_Text passage_
══════

    Largely, I was told, because it is one of the few analgesics that increases rather than decreases blood pressure, apparently because it has stimulant properties.
    This makes it quite useful for some patients with low blood pressure who would otherwise be at increased risk during surgery.
    Some info here:

  2. This is news to me. I’m an emergency doctor in a hospital where we routinely use ketamine to sedate children for painful procedures. The drug is classified as a “dissociative anesthetic” and has certain favorable attributes including very powerful analgesia, or pain relief–many times more powerful than morphine. I wonder what the residual effect of single instance ketamine use is on these children.

  3. Well, from what I understand there is no evidence of malign effects for children, which is why it is still used. My recommendation would be to ‘watch this space’ – not this space here, necessarily (although I will post on the drug as and when I have something further to share), but the literature. I don’t know if this is an absence of evidence or evidence of absence situation – it may be that as children don’t report the overt effects, no-one has thought to look at the cognitive carryover. I did a quick search using Google Scholar, and although i found studies assessing the suitability of ketamine vis-a-vis side effects such as vomiting or bad dreams, couldn’t find anything that investigated cognitive effects.

══════

_Exercise brief_
Reproduce the ketamine discussion from "2. This is news" to "on these children.", word for word.

[Page segmentation records]
══════

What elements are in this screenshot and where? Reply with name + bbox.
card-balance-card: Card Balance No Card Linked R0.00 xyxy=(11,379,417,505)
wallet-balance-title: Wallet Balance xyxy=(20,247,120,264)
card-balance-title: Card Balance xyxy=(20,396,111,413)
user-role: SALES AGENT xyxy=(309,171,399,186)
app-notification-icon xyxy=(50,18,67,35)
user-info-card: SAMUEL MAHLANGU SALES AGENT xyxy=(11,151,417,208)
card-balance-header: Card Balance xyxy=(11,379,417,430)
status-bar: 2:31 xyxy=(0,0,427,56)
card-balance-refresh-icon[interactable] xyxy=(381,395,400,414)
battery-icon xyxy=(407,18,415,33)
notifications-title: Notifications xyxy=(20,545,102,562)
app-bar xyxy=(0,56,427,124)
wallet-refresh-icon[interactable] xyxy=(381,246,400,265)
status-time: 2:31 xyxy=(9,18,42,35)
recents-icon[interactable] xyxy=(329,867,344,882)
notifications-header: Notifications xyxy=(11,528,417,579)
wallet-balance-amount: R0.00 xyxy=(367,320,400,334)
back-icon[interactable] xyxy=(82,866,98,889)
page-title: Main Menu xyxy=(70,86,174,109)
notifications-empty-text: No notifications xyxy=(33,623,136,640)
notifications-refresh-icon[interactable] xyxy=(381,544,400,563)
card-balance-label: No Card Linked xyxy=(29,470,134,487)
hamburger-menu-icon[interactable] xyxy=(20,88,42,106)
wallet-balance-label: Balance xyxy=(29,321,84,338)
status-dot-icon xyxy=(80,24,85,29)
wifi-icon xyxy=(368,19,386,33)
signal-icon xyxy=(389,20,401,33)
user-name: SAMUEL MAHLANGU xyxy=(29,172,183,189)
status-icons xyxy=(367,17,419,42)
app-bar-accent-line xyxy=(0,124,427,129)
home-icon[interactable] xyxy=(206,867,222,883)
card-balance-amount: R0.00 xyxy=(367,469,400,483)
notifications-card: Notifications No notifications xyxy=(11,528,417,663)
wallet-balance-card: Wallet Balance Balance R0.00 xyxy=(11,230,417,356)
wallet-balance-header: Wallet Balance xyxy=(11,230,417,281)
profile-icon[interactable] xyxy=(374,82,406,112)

══════

_Problem solution_
2. This is news to me. I’m an emergency doctor in a hospital where we routinely use ketamine to sedate children for painful procedures. The drug is classified as a “dissociative anesthetic” and has certain favorable attributes including very powerful analgesia, or pain relief–many times more powerful than morphine. I wonder what the residual effect of single instance ketamine use is on these children.